Repeat each entry as written, dropping any picture you find.

[Collection entries]
[Start]

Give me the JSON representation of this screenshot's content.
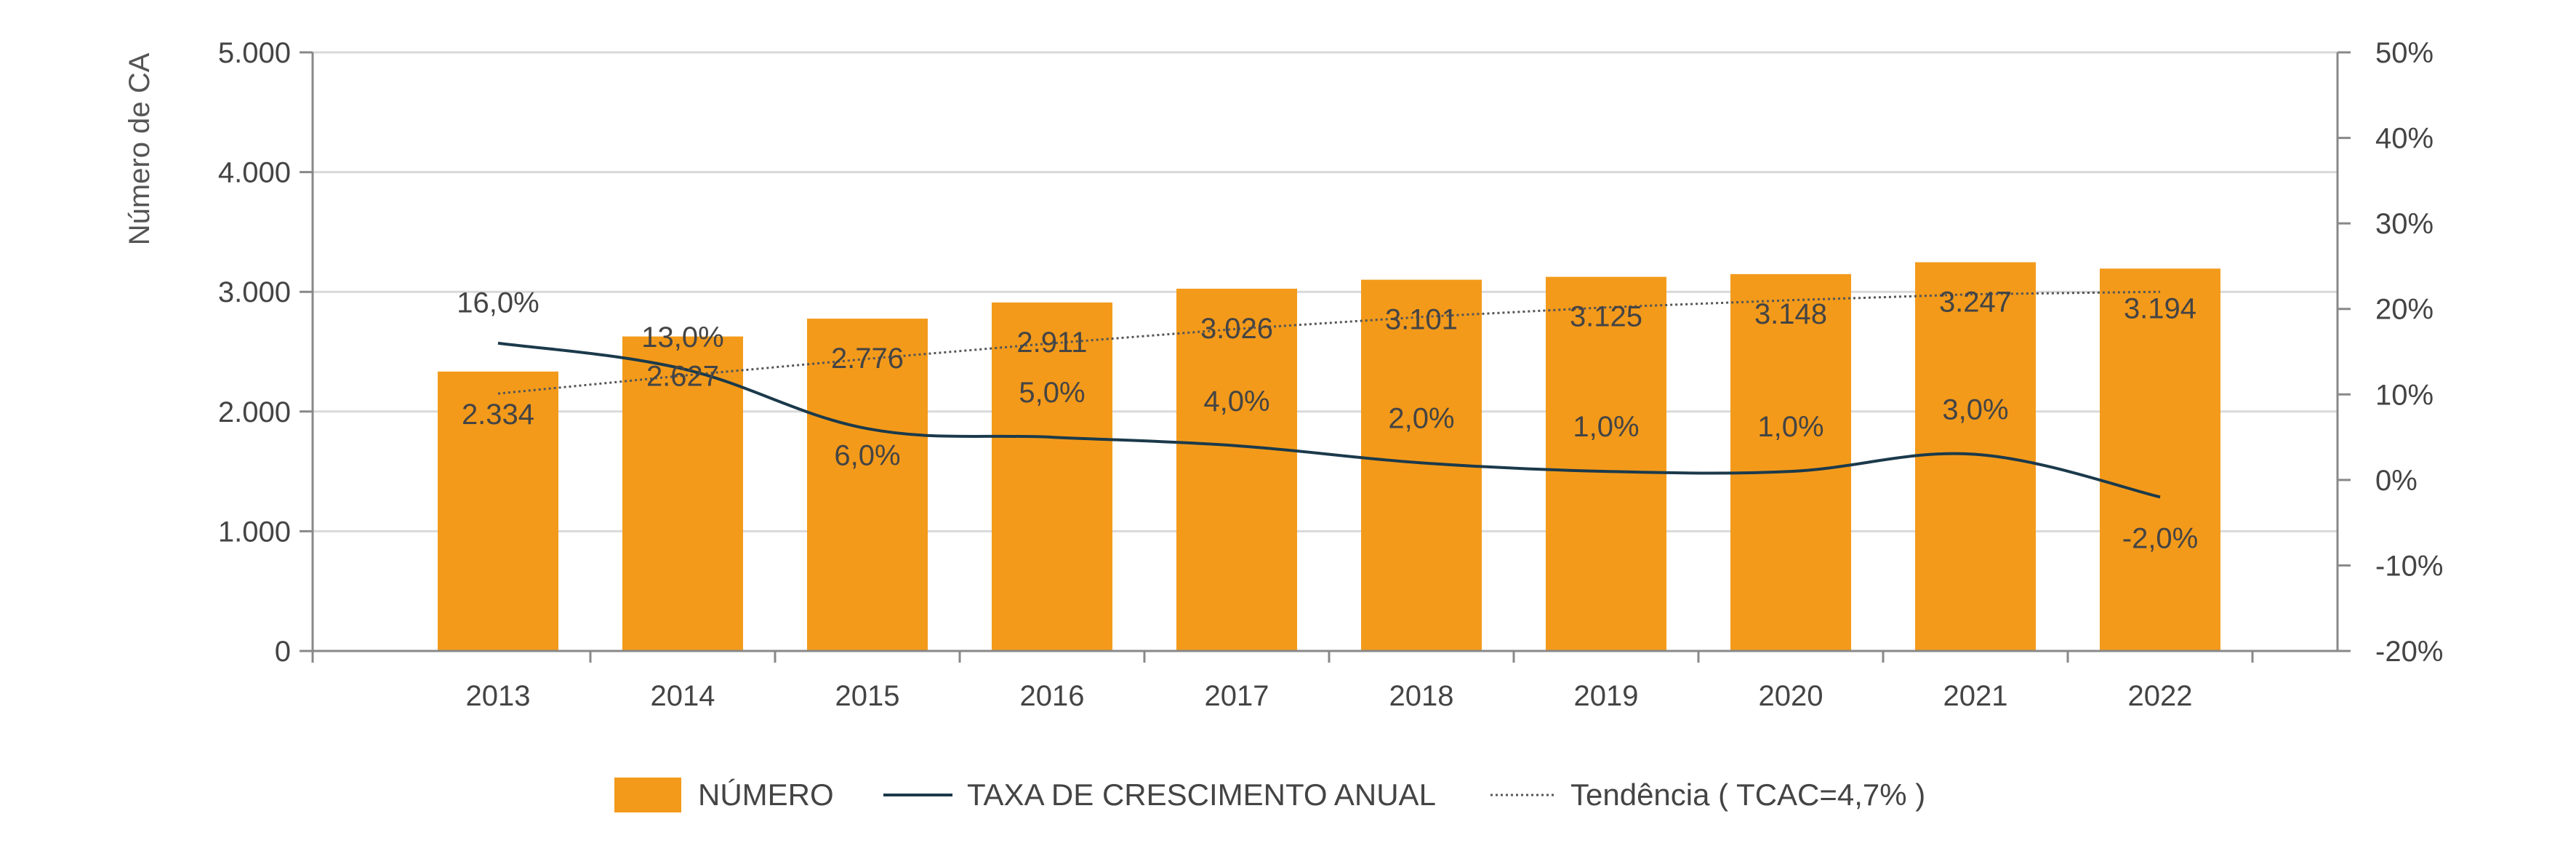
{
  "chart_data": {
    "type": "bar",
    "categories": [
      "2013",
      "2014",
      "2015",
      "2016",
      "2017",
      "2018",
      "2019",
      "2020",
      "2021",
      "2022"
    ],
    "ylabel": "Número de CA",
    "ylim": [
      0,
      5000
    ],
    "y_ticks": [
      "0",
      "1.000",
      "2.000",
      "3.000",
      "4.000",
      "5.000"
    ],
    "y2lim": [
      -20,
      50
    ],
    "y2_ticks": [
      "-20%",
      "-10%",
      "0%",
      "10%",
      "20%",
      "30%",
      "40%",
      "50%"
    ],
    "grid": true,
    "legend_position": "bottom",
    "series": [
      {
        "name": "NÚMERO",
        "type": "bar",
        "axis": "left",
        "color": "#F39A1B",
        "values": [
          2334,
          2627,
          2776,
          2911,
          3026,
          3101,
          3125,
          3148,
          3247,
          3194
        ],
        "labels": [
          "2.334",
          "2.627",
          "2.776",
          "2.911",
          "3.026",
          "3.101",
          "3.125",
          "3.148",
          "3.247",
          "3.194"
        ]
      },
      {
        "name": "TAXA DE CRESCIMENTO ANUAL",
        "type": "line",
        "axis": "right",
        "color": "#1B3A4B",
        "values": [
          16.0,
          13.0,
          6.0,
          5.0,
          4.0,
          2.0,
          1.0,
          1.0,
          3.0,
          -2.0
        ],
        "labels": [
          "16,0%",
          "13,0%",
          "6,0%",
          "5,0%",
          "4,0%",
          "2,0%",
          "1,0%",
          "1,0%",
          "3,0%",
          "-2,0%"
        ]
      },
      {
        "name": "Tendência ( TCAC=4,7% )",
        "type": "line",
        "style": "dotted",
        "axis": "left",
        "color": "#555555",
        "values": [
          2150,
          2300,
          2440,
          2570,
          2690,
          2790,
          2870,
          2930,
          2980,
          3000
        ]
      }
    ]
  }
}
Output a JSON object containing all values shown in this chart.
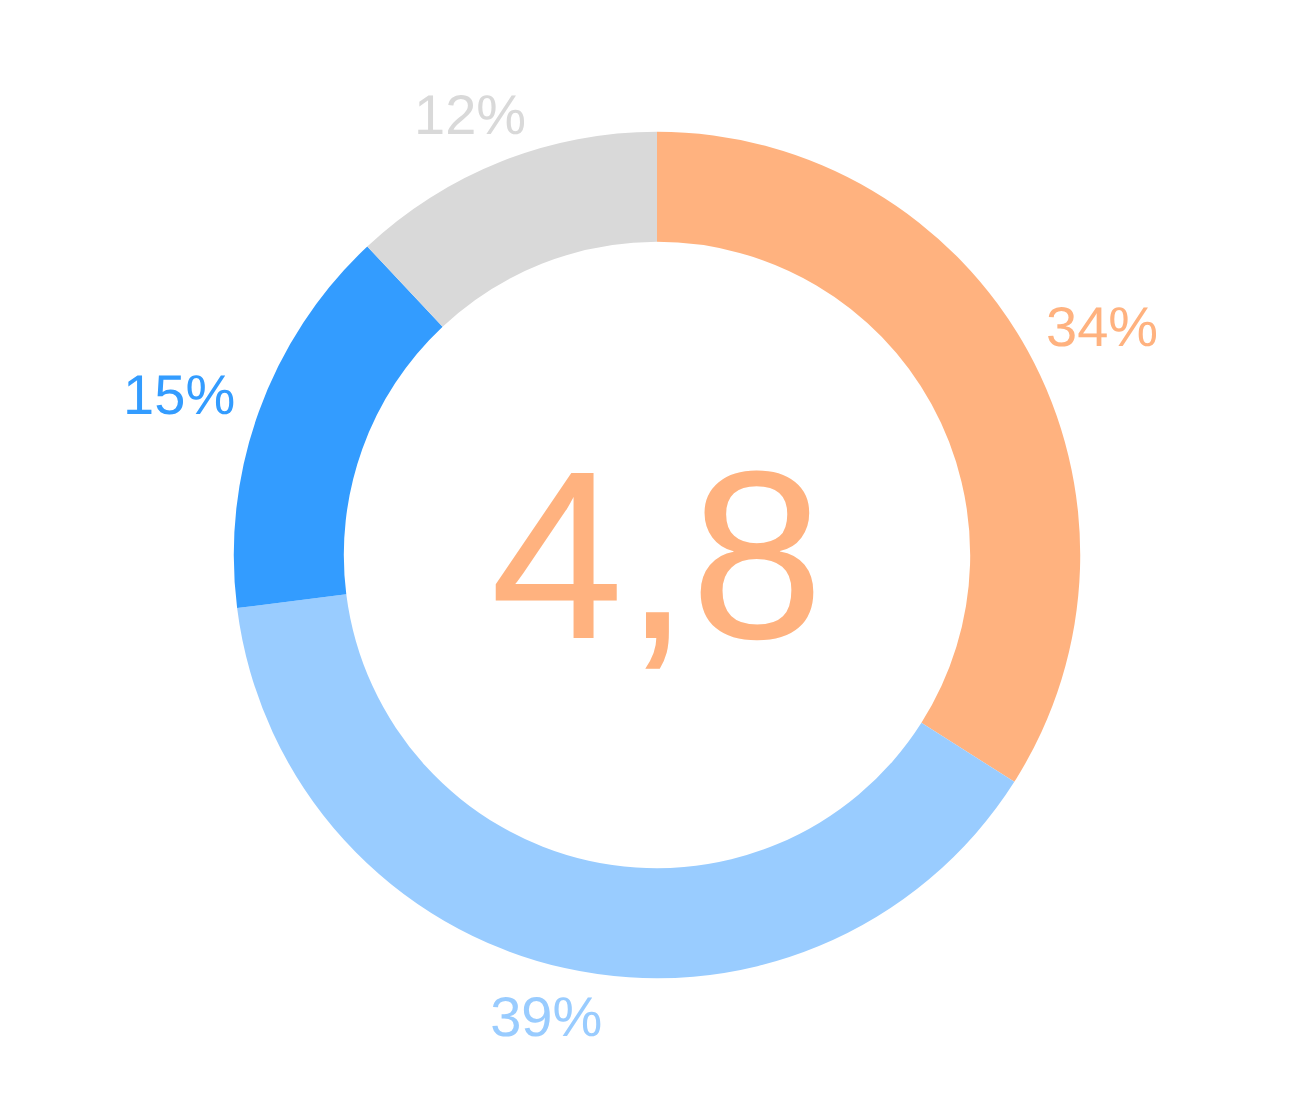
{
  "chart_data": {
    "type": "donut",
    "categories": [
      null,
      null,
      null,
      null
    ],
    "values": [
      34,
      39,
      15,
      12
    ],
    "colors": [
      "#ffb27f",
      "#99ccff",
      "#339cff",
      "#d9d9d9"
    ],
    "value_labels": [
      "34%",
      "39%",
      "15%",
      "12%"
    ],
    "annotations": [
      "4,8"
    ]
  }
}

[End]

# FINAL ANSWER:
Give me the JSON representation of this screenshot's content.
{
  "chart_data": {
    "type": "bar",
    "categories": [
      "2013",
      "2014",
      "2015",
      "2016",
      "2017",
      "2018",
      "2019",
      "2020",
      "2021",
      "2022"
    ],
    "ylabel": "Número de CA",
    "ylim": [
      0,
      5000
    ],
    "y_ticks": [
      "0",
      "1.000",
      "2.000",
      "3.000",
      "4.000",
      "5.000"
    ],
    "y2lim": [
      -20,
      50
    ],
    "y2_ticks": [
      "-20%",
      "-10%",
      "0%",
      "10%",
      "20%",
      "30%",
      "40%",
      "50%"
    ],
    "grid": true,
    "legend_position": "bottom",
    "series": [
      {
        "name": "NÚMERO",
        "type": "bar",
        "axis": "left",
        "color": "#F39A1B",
        "values": [
          2334,
          2627,
          2776,
          2911,
          3026,
          3101,
          3125,
          3148,
          3247,
          3194
        ],
        "labels": [
          "2.334",
          "2.627",
          "2.776",
          "2.911",
          "3.026",
          "3.101",
          "3.125",
          "3.148",
          "3.247",
          "3.194"
        ]
      },
      {
        "name": "TAXA DE CRESCIMENTO ANUAL",
        "type": "line",
        "axis": "right",
        "color": "#1B3A4B",
        "values": [
          16.0,
          13.0,
          6.0,
          5.0,
          4.0,
          2.0,
          1.0,
          1.0,
          3.0,
          -2.0
        ],
        "labels": [
          "16,0%",
          "13,0%",
          "6,0%",
          "5,0%",
          "4,0%",
          "2,0%",
          "1,0%",
          "1,0%",
          "3,0%",
          "-2,0%"
        ]
      },
      {
        "name": "Tendência ( TCAC=4,7% )",
        "type": "line",
        "style": "dotted",
        "axis": "left",
        "color": "#555555",
        "values": [
          2150,
          2300,
          2440,
          2570,
          2690,
          2790,
          2870,
          2930,
          2980,
          3000
        ]
      }
    ]
  }
}
Output a JSON object containing all values shown in this chart.
{
  "chart_data": {
    "type": "donut",
    "categories": [
      null,
      null,
      null,
      null
    ],
    "values": [
      34,
      39,
      15,
      12
    ],
    "colors": [
      "#ffb27f",
      "#99ccff",
      "#339cff",
      "#d9d9d9"
    ],
    "value_labels": [
      "34%",
      "39%",
      "15%",
      "12%"
    ],
    "annotations": [
      "4,8"
    ]
  }
}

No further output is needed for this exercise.